▶ _GIVEN TASK_:
Repeat the whole listing exactly.

:: DATA SUPPLIED ::

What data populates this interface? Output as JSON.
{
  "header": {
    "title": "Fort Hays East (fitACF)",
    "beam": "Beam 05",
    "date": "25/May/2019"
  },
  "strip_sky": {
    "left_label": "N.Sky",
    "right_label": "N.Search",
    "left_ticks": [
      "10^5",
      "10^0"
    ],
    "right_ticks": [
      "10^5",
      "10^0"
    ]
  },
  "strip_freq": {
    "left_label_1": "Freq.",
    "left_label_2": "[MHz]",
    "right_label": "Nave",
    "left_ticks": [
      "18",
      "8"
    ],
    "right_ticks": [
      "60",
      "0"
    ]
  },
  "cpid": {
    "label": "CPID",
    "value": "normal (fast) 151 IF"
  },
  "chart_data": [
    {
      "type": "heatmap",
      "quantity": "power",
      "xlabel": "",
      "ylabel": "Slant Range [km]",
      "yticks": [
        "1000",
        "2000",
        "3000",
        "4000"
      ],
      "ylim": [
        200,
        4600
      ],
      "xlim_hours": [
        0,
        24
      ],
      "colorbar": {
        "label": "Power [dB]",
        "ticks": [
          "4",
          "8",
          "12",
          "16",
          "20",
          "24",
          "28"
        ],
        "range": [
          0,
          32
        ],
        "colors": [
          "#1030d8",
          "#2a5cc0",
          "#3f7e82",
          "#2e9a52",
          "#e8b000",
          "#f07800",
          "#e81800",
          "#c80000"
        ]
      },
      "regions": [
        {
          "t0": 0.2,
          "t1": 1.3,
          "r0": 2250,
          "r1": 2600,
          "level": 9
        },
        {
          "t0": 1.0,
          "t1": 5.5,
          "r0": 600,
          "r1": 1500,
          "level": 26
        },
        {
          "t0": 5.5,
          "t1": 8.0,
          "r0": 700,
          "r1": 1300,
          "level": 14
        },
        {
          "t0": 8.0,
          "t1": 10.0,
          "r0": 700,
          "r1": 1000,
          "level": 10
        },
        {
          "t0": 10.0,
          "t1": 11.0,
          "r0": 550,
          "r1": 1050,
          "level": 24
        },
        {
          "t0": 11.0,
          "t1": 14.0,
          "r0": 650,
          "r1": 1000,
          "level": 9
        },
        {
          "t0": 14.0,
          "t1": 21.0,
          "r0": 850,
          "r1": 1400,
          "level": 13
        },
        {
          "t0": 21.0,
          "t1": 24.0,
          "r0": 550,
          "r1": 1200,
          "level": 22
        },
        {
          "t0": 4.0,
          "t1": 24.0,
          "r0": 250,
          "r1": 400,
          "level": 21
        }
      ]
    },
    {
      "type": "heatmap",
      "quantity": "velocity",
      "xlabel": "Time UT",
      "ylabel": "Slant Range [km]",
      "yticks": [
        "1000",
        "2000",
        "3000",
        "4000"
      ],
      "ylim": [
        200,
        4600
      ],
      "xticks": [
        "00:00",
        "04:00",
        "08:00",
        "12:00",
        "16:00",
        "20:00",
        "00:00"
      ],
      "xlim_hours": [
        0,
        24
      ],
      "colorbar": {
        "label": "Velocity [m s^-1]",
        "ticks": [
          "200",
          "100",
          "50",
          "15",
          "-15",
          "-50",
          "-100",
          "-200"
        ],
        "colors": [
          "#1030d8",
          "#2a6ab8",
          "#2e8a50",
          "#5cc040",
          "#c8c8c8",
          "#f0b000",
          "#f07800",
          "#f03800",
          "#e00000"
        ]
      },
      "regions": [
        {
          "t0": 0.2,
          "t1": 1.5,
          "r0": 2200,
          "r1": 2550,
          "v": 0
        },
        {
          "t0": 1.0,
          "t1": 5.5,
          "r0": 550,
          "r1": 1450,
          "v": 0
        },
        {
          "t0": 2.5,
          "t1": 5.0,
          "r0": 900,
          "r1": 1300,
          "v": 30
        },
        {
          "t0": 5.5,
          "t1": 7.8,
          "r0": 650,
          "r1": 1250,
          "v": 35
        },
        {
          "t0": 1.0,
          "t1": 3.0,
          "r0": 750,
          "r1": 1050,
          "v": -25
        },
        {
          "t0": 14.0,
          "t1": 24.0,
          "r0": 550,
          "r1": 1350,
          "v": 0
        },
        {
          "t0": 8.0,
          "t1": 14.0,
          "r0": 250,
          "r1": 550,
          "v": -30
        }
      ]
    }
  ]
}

:::

▶ _REPLY_:
What data populates this interface? Output as JSON.
{
  "header": {
    "title": "Fort Hays East (fitACF)",
    "beam": "Beam 05",
    "date": "25/May/2019"
  },
  "strip_sky": {
    "left_label": "N.Sky",
    "right_label": "N.Search",
    "left_ticks": [
      "10^5",
      "10^0"
    ],
    "right_ticks": [
      "10^5",
      "10^0"
    ]
  },
  "strip_freq": {
    "left_label_1": "Freq.",
    "left_label_2": "[MHz]",
    "right_label": "Nave",
    "left_ticks": [
      "18",
      "8"
    ],
    "right_ticks": [
      "60",
      "0"
    ]
  },
  "cpid": {
    "label": "CPID",
    "value": "normal (fast) 151 IF"
  },
  "chart_data": [
    {
      "type": "heatmap",
      "quantity": "power",
      "xlabel": "",
      "ylabel": "Slant Range [km]",
      "yticks": [
        "1000",
        "2000",
        "3000",
        "4000"
      ],
      "ylim": [
        200,
        4600
      ],
      "xlim_hours": [
        0,
        24
      ],
      "colorbar": {
        "label": "Power [dB]",
        "ticks": [
          "4",
          "8",
          "12",
          "16",
          "20",
          "24",
          "28"
        ],
        "range": [
          0,
          32
        ],
        "colors": [
          "#1030d8",
          "#2a5cc0",
          "#3f7e82",
          "#2e9a52",
          "#e8b000",
          "#f07800",
          "#e81800",
          "#c80000"
        ]
      },
      "regions": [
        {
          "t0": 0.2,
          "t1": 1.3,
          "r0": 2250,
          "r1": 2600,
          "level": 9
        },
        {
          "t0": 1.0,
          "t1": 5.5,
          "r0": 600,
          "r1": 1500,
          "level": 26
        },
        {
          "t0": 5.5,
          "t1": 8.0,
          "r0": 700,
          "r1": 1300,
          "level": 14
        },
        {
          "t0": 8.0,
          "t1": 10.0,
          "r0": 700,
          "r1": 1000,
          "level": 10
        },
        {
          "t0": 10.0,
          "t1": 11.0,
          "r0": 550,
          "r1": 1050,
          "level": 24
        },
        {
          "t0": 11.0,
          "t1": 14.0,
          "r0": 650,
          "r1": 1000,
          "level": 9
        },
        {
          "t0": 14.0,
          "t1": 21.0,
          "r0": 850,
          "r1": 1400,
          "level": 13
        },
        {
          "t0": 21.0,
          "t1": 24.0,
          "r0": 550,
          "r1": 1200,
          "level": 22
        },
        {
          "t0": 4.0,
          "t1": 24.0,
          "r0": 250,
          "r1": 400,
          "level": 21
        }
      ]
    },
    {
      "type": "heatmap",
      "quantity": "velocity",
      "xlabel": "Time UT",
      "ylabel": "Slant Range [km]",
      "yticks": [
        "1000",
        "2000",
        "3000",
        "4000"
      ],
      "ylim": [
        200,
        4600
      ],
      "xticks": [
        "00:00",
        "04:00",
        "08:00",
        "12:00",
        "16:00",
        "20:00",
        "00:00"
      ],
      "xlim_hours": [
        0,
        24
      ],
      "colorbar": {
        "label": "Velocity [m s^-1]",
        "ticks": [
          "200",
          "100",
          "50",
          "15",
          "-15",
          "-50",
          "-100",
          "-200"
        ],
        "colors": [
          "#1030d8",
          "#2a6ab8",
          "#2e8a50",
          "#5cc040",
          "#c8c8c8",
          "#f0b000",
          "#f07800",
          "#f03800",
          "#e00000"
        ]
      },
      "regions": [
        {
          "t0": 0.2,
          "t1": 1.5,
          "r0": 2200,
          "r1": 2550,
          "v": 0
        },
        {
          "t0": 1.0,
          "t1": 5.5,
          "r0": 550,
          "r1": 1450,
          "v": 0
        },
        {
          "t0": 2.5,
          "t1": 5.0,
          "r0": 900,
          "r1": 1300,
          "v": 30
        },
        {
          "t0": 5.5,
          "t1": 7.8,
          "r0": 650,
          "r1": 1250,
          "v": 35
        },
        {
          "t0": 1.0,
          "t1": 3.0,
          "r0": 750,
          "r1": 1050,
          "v": -25
        },
        {
          "t0": 14.0,
          "t1": 24.0,
          "r0": 550,
          "r1": 1350,
          "v": 0
        },
        {
          "t0": 8.0,
          "t1": 14.0,
          "r0": 250,
          "r1": 550,
          "v": -30
        }
      ]
    }
  ]
}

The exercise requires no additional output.